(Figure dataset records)
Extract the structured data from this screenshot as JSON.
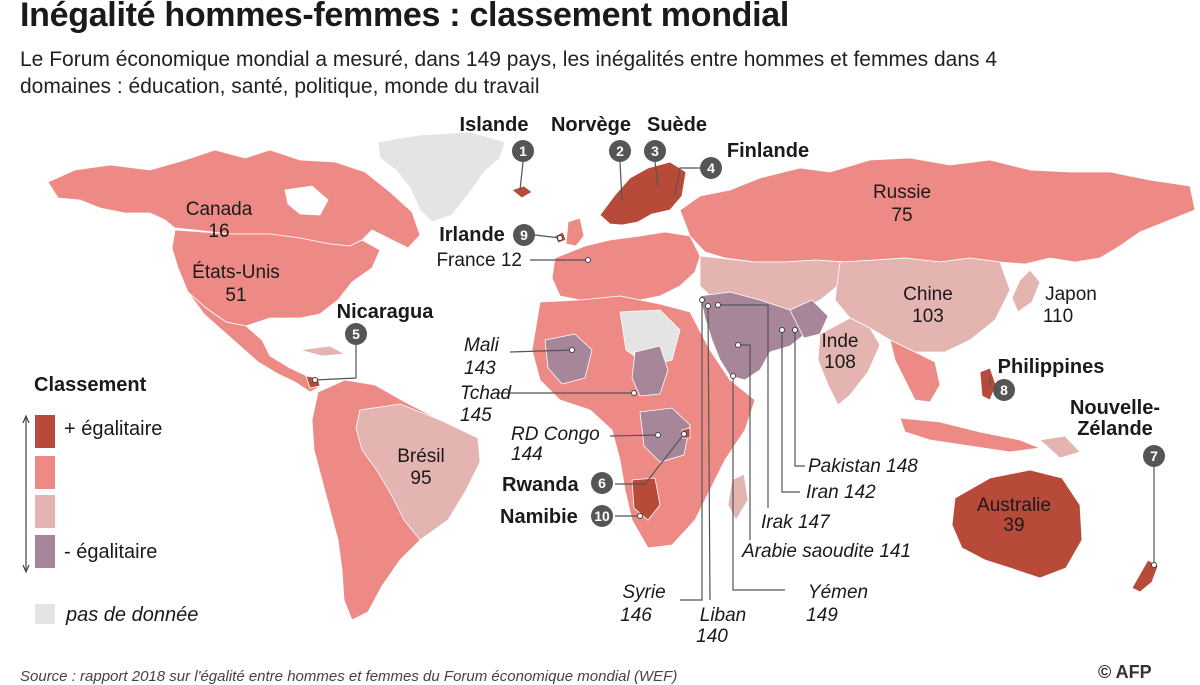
{
  "title": "Inégalité hommes-femmes : classement mondial",
  "subtitle": "Le Forum économique mondial a mesuré, dans 149 pays, les inégalités entre hommes et femmes dans 4 domaines : éducation, santé, politique, monde du travail",
  "source": "Source : rapport 2018 sur l'égalité entre hommes et femmes du Forum économique mondial (WEF)",
  "credit": "© AFP",
  "colors": {
    "most_equal": "#b84a3a",
    "equal": "#ee8a85",
    "less_equal": "#e3b4b0",
    "least_equal": "#a8869a",
    "no_data": "#e4e4e4"
  },
  "legend": {
    "title": "Classement",
    "items": [
      {
        "label": "+ égalitaire",
        "color_key": "most_equal"
      },
      {
        "label": "",
        "color_key": "equal"
      },
      {
        "label": "",
        "color_key": "less_equal"
      },
      {
        "label": "- égalitaire",
        "color_key": "least_equal"
      }
    ],
    "no_data": "pas de donnée"
  },
  "countries": {
    "islande": {
      "name": "Islande",
      "rank": "1"
    },
    "norvege": {
      "name": "Norvège",
      "rank": "2"
    },
    "suede": {
      "name": "Suède",
      "rank": "3"
    },
    "finlande": {
      "name": "Finlande",
      "rank": "4"
    },
    "nicaragua": {
      "name": "Nicaragua",
      "rank": "5"
    },
    "rwanda": {
      "name": "Rwanda",
      "rank": "6"
    },
    "nouvelle_zelande": {
      "name_line1": "Nouvelle-",
      "name_line2": "Zélande",
      "rank": "7"
    },
    "philippines": {
      "name": "Philippines",
      "rank": "8"
    },
    "irlande": {
      "name": "Irlande",
      "rank": "9"
    },
    "namibie": {
      "name": "Namibie",
      "rank": "10"
    },
    "canada": {
      "name": "Canada",
      "rank": "16"
    },
    "etats_unis": {
      "name": "États-Unis",
      "rank": "51"
    },
    "russie": {
      "name": "Russie",
      "rank": "75"
    },
    "france": {
      "name": "France",
      "rank": "12"
    },
    "chine": {
      "name": "Chine",
      "rank": "103"
    },
    "japon": {
      "name": "Japon",
      "rank": "110"
    },
    "inde": {
      "name": "Inde",
      "rank": "108"
    },
    "bresil": {
      "name": "Brésil",
      "rank": "95"
    },
    "australie": {
      "name": "Australie",
      "rank": "39"
    },
    "mali": {
      "name": "Mali",
      "rank": "143"
    },
    "tchad": {
      "name": "Tchad",
      "rank": "145"
    },
    "rd_congo": {
      "name": "RD Congo",
      "rank": "144"
    },
    "syrie": {
      "name": "Syrie",
      "rank": "146"
    },
    "liban": {
      "name": "Liban",
      "rank": "140"
    },
    "yemen": {
      "name": "Yémen",
      "rank": "149"
    },
    "arabie_saoudite": {
      "name": "Arabie saoudite",
      "rank": "141"
    },
    "irak": {
      "name": "Irak",
      "rank": "147"
    },
    "iran": {
      "name": "Iran",
      "rank": "142"
    },
    "pakistan": {
      "name": "Pakistan",
      "rank": "148"
    }
  }
}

*Work to be completed*. Leave the pictures out and write out every entry exactly as given.

*Reply to the exercise*.
Extract the structured data from this screenshot as JSON.
{
  "title": "Inégalité hommes-femmes : classement mondial",
  "subtitle": "Le Forum économique mondial a mesuré, dans 149 pays, les inégalités entre hommes et femmes dans 4 domaines : éducation, santé, politique, monde du travail",
  "source": "Source : rapport 2018 sur l'égalité entre hommes et femmes du Forum économique mondial (WEF)",
  "credit": "© AFP",
  "colors": {
    "most_equal": "#b84a3a",
    "equal": "#ee8a85",
    "less_equal": "#e3b4b0",
    "least_equal": "#a8869a",
    "no_data": "#e4e4e4"
  },
  "legend": {
    "title": "Classement",
    "items": [
      {
        "label": "+ égalitaire",
        "color_key": "most_equal"
      },
      {
        "label": "",
        "color_key": "equal"
      },
      {
        "label": "",
        "color_key": "less_equal"
      },
      {
        "label": "- égalitaire",
        "color_key": "least_equal"
      }
    ],
    "no_data": "pas de donnée"
  },
  "countries": {
    "islande": {
      "name": "Islande",
      "rank": "1"
    },
    "norvege": {
      "name": "Norvège",
      "rank": "2"
    },
    "suede": {
      "name": "Suède",
      "rank": "3"
    },
    "finlande": {
      "name": "Finlande",
      "rank": "4"
    },
    "nicaragua": {
      "name": "Nicaragua",
      "rank": "5"
    },
    "rwanda": {
      "name": "Rwanda",
      "rank": "6"
    },
    "nouvelle_zelande": {
      "name_line1": "Nouvelle-",
      "name_line2": "Zélande",
      "rank": "7"
    },
    "philippines": {
      "name": "Philippines",
      "rank": "8"
    },
    "irlande": {
      "name": "Irlande",
      "rank": "9"
    },
    "namibie": {
      "name": "Namibie",
      "rank": "10"
    },
    "canada": {
      "name": "Canada",
      "rank": "16"
    },
    "etats_unis": {
      "name": "États-Unis",
      "rank": "51"
    },
    "russie": {
      "name": "Russie",
      "rank": "75"
    },
    "france": {
      "name": "France",
      "rank": "12"
    },
    "chine": {
      "name": "Chine",
      "rank": "103"
    },
    "japon": {
      "name": "Japon",
      "rank": "110"
    },
    "inde": {
      "name": "Inde",
      "rank": "108"
    },
    "bresil": {
      "name": "Brésil",
      "rank": "95"
    },
    "australie": {
      "name": "Australie",
      "rank": "39"
    },
    "mali": {
      "name": "Mali",
      "rank": "143"
    },
    "tchad": {
      "name": "Tchad",
      "rank": "145"
    },
    "rd_congo": {
      "name": "RD Congo",
      "rank": "144"
    },
    "syrie": {
      "name": "Syrie",
      "rank": "146"
    },
    "liban": {
      "name": "Liban",
      "rank": "140"
    },
    "yemen": {
      "name": "Yémen",
      "rank": "149"
    },
    "arabie_saoudite": {
      "name": "Arabie saoudite",
      "rank": "141"
    },
    "irak": {
      "name": "Irak",
      "rank": "147"
    },
    "iran": {
      "name": "Iran",
      "rank": "142"
    },
    "pakistan": {
      "name": "Pakistan",
      "rank": "148"
    }
  }
}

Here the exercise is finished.